— start of Source data —

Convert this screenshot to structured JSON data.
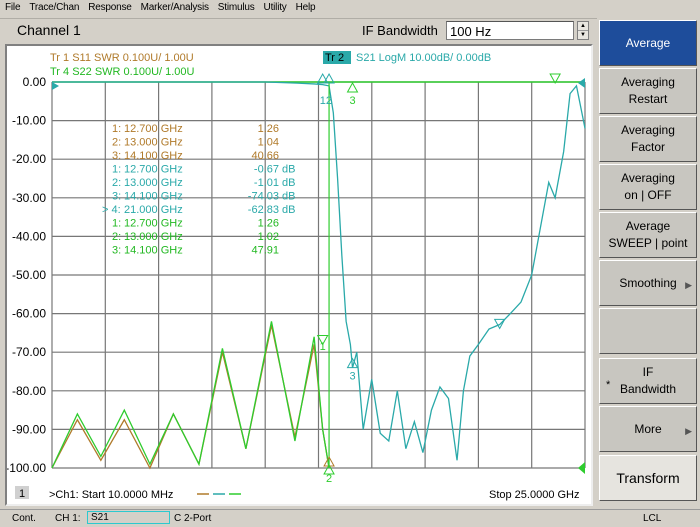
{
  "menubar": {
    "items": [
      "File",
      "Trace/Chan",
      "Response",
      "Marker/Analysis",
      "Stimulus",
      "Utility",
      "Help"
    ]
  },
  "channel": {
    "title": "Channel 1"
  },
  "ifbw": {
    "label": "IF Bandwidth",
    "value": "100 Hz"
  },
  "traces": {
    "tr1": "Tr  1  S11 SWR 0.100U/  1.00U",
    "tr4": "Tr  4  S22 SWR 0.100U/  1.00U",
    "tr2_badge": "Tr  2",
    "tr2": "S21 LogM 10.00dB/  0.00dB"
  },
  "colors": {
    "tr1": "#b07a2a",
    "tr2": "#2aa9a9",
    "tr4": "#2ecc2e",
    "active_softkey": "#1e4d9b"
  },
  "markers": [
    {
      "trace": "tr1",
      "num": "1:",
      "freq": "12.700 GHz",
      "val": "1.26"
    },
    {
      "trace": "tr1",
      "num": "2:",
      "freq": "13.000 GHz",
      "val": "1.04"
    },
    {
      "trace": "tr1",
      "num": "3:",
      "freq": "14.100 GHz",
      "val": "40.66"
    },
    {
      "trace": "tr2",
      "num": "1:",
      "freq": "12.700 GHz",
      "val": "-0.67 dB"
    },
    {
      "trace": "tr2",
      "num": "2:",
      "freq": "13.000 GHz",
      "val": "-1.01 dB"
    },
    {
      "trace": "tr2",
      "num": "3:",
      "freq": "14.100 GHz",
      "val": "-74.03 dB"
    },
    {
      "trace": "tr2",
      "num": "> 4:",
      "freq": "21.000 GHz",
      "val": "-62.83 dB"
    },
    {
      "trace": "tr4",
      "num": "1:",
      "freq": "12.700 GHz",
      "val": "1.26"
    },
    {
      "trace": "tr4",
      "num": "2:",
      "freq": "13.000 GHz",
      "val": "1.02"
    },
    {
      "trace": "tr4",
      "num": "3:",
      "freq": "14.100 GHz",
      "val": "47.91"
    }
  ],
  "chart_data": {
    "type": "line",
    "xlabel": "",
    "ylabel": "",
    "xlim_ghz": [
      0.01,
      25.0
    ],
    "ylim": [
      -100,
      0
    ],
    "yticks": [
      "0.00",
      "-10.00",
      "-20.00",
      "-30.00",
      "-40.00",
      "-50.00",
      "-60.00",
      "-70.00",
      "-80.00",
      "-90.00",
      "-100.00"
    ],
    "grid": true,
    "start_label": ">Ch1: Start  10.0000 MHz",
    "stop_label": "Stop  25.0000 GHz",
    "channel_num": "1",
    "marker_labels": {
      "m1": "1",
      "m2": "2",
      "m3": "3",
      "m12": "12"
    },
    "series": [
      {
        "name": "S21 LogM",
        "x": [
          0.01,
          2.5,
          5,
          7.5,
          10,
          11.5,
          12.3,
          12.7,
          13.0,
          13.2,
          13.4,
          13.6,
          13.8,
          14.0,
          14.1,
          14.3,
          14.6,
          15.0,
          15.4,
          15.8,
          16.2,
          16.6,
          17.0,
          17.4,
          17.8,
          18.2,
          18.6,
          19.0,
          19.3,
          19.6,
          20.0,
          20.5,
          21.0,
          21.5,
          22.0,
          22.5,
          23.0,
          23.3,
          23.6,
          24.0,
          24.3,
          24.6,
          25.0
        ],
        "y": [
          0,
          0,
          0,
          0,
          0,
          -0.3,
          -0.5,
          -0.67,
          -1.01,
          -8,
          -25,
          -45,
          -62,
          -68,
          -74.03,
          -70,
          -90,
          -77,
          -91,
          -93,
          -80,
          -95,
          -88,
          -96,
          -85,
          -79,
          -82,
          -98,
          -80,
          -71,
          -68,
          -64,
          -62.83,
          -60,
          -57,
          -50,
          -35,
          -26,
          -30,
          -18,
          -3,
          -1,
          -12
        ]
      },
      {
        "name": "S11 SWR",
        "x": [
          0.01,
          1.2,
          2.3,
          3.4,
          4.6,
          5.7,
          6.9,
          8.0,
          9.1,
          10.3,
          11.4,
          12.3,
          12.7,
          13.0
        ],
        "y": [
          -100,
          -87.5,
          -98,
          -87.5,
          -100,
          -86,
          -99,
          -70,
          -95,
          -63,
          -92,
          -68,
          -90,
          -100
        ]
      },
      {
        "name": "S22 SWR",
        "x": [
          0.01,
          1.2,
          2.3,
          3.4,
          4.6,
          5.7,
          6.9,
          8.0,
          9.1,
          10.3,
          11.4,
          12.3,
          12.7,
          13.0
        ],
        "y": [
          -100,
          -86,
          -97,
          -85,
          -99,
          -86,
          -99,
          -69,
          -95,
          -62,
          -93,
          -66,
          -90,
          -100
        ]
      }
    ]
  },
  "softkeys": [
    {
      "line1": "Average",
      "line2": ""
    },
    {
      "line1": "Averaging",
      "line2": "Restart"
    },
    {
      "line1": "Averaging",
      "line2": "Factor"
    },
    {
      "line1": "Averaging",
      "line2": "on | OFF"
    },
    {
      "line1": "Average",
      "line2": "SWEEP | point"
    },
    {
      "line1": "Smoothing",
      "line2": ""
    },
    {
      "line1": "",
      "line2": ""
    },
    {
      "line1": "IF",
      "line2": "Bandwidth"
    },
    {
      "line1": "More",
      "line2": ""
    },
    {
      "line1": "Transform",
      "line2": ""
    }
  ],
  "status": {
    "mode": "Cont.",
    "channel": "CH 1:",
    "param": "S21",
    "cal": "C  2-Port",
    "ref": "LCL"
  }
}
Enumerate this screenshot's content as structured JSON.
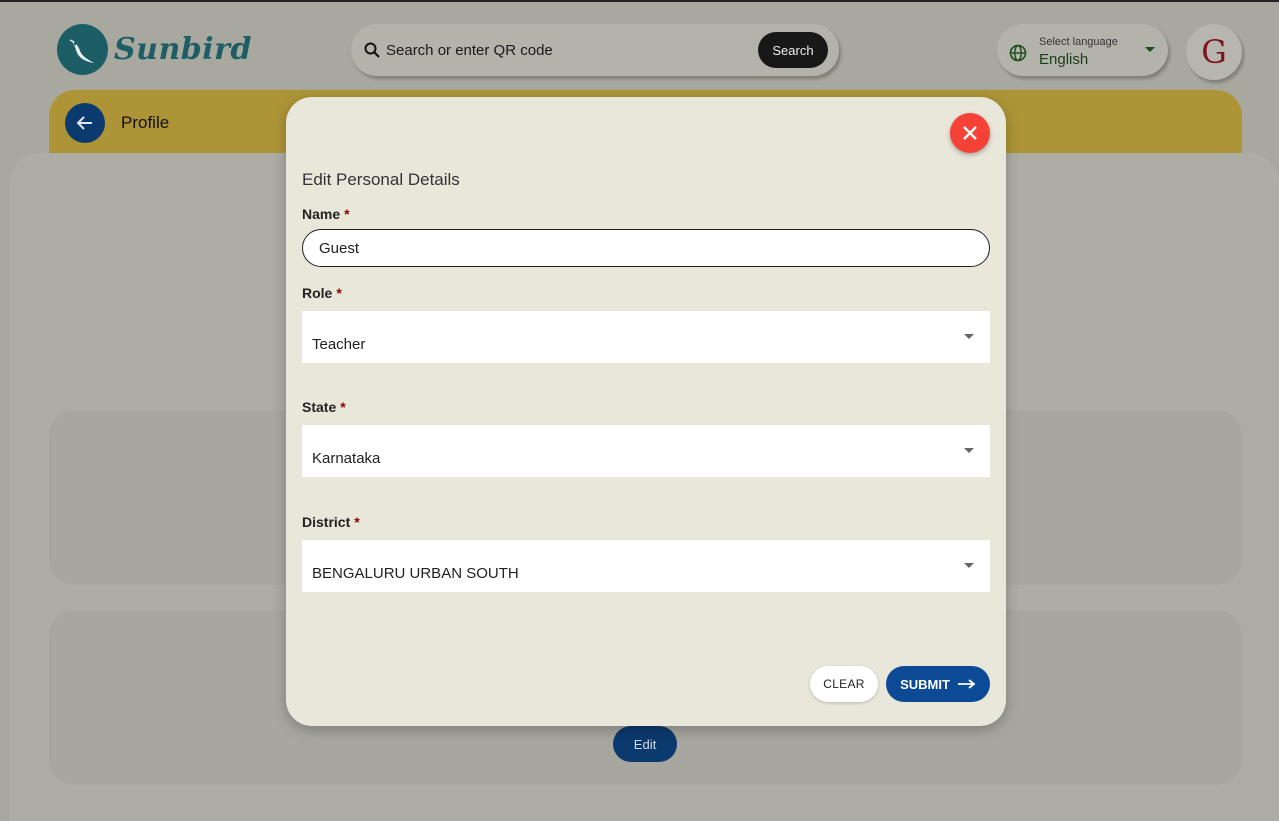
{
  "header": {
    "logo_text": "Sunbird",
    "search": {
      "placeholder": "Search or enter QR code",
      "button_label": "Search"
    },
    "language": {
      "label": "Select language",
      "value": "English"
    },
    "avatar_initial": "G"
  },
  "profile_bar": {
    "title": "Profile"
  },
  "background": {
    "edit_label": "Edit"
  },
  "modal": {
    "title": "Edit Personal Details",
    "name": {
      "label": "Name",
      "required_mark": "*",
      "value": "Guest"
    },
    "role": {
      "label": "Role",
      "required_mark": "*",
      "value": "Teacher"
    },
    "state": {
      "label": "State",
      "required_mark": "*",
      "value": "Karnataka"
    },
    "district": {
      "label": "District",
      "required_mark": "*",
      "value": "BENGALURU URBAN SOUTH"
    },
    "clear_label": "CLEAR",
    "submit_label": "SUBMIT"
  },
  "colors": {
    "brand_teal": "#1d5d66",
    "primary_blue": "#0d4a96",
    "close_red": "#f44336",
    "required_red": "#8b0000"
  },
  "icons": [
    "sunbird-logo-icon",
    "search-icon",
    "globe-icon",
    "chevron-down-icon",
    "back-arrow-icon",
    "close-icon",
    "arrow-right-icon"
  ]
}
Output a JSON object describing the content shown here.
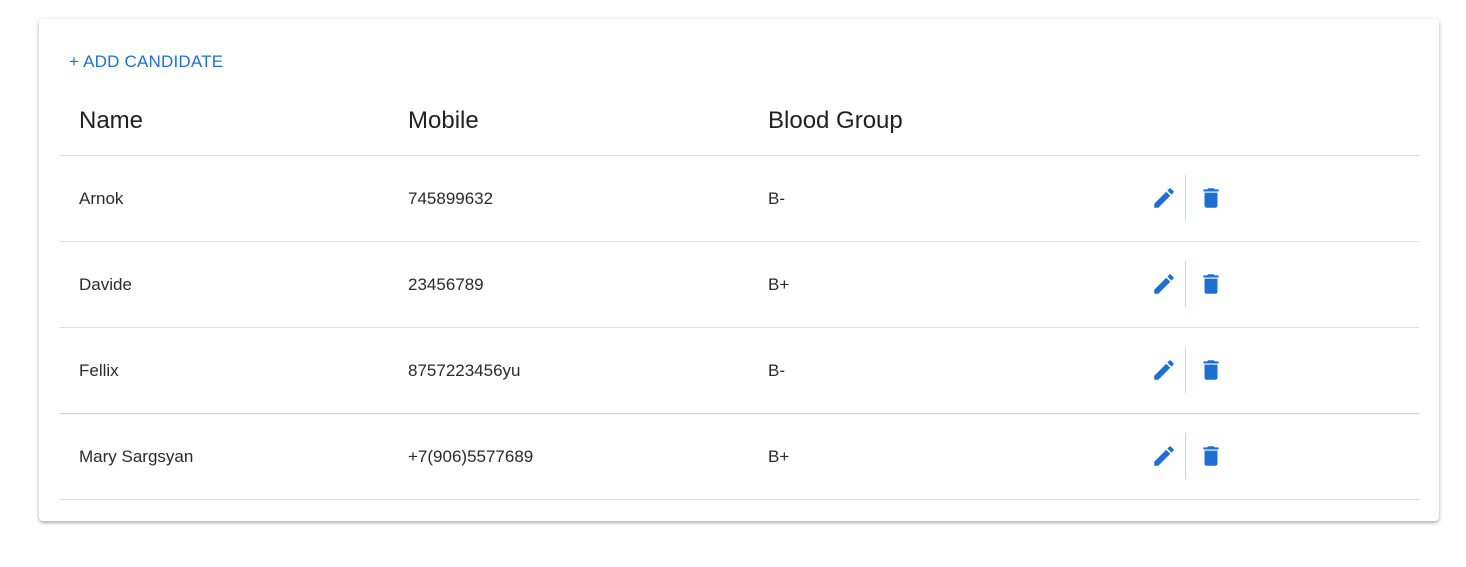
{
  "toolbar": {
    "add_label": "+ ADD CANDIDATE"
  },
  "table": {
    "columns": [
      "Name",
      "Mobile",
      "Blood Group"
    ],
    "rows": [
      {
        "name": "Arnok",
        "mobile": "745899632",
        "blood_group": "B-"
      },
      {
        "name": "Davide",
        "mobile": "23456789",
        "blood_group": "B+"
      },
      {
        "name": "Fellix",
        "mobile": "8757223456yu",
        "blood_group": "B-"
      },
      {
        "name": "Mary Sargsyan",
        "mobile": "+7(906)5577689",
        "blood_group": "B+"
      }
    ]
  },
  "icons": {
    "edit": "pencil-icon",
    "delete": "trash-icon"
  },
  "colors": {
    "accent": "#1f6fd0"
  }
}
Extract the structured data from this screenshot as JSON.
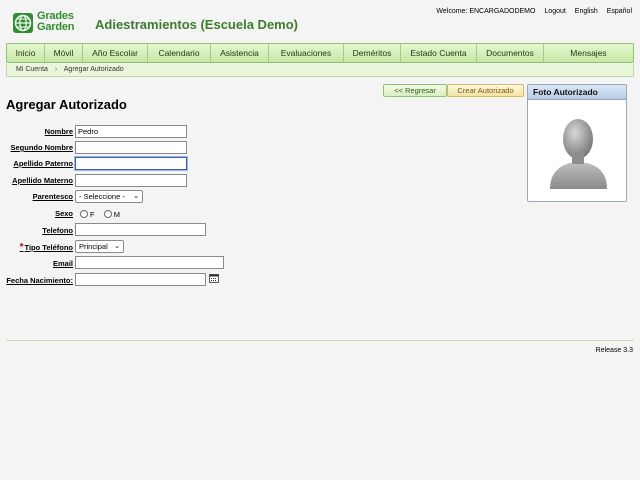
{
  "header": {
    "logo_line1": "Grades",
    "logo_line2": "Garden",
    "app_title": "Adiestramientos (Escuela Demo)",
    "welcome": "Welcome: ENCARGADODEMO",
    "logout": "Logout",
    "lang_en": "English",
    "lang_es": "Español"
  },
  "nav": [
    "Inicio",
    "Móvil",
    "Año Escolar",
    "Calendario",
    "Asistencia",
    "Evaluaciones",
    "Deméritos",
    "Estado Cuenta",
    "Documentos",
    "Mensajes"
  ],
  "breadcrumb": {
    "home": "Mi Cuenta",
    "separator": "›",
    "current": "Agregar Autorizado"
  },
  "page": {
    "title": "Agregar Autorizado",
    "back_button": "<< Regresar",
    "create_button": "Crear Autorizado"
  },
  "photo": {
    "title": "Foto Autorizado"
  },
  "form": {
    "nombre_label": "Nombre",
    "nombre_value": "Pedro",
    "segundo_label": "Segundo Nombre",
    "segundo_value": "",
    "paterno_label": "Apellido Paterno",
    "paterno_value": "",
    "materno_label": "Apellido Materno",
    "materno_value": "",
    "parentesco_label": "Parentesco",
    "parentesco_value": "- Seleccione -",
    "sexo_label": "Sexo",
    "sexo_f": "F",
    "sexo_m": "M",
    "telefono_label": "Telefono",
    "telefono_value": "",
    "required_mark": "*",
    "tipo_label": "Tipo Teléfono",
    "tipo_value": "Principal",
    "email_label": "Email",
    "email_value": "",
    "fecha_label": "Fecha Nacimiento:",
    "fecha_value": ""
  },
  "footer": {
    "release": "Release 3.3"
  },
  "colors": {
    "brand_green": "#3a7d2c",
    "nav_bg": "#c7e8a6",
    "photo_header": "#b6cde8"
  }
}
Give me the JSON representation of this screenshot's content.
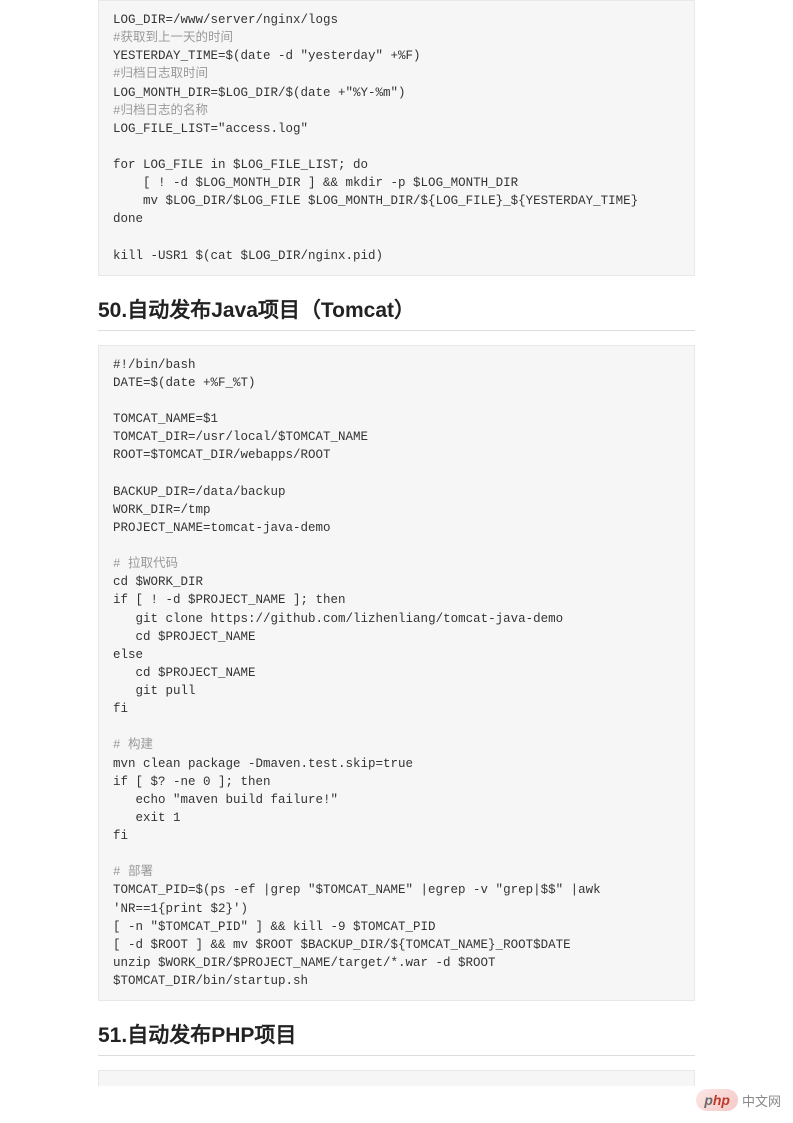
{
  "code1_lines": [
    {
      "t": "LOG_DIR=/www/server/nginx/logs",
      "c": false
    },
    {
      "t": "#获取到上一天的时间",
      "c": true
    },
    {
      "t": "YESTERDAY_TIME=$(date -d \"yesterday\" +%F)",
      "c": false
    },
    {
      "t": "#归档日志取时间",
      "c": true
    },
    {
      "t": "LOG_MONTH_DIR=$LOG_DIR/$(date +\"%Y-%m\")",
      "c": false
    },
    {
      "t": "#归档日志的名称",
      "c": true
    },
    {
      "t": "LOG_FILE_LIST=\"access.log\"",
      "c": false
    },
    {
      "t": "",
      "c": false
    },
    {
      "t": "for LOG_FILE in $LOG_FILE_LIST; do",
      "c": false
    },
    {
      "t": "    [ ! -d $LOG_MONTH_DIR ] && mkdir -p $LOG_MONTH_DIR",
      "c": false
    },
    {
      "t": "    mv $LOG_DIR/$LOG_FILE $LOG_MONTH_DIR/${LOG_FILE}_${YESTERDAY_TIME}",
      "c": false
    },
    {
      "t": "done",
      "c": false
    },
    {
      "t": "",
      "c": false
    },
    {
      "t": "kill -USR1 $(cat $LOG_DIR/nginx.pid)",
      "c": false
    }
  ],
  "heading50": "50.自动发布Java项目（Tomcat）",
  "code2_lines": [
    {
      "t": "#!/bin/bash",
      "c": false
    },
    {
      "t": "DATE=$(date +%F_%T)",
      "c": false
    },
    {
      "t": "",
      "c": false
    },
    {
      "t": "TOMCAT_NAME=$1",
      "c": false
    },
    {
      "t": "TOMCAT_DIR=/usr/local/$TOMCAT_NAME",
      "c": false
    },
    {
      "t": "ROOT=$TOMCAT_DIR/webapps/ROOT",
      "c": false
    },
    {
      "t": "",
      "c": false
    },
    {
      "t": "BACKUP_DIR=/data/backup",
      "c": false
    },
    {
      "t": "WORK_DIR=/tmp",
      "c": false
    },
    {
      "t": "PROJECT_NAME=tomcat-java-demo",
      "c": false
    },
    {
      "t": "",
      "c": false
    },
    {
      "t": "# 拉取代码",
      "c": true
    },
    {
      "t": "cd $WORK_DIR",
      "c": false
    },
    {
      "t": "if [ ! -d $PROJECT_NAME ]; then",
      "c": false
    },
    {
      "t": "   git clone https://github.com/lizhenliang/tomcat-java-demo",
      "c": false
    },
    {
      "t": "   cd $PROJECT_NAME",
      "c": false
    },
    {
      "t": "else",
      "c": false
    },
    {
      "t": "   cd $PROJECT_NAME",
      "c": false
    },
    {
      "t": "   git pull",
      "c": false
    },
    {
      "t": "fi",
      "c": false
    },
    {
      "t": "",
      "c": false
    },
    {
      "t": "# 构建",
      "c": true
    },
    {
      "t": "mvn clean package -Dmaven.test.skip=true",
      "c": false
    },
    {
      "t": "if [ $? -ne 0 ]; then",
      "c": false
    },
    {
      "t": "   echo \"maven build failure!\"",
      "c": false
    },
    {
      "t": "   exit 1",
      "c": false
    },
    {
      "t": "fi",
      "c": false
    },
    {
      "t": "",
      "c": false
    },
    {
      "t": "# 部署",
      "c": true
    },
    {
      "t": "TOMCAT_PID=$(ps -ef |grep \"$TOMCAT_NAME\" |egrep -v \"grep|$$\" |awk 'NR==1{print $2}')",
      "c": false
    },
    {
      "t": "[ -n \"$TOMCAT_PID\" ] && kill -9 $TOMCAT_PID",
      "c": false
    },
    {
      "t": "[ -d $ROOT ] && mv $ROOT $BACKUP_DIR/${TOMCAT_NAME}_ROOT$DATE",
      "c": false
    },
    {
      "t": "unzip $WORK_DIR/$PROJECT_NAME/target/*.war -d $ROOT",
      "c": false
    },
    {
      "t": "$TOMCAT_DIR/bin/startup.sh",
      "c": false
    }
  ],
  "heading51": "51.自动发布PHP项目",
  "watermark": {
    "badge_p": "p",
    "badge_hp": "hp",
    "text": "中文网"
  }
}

— end of Source data —

- [Goal] Search the lines above for the string "structured" and copy each line that has it.

- [Output of the task]
Convert this screenshot to structured JSON data.
Enumerate this screenshot's content as structured JSON.
Extract the structured data from this screenshot as JSON.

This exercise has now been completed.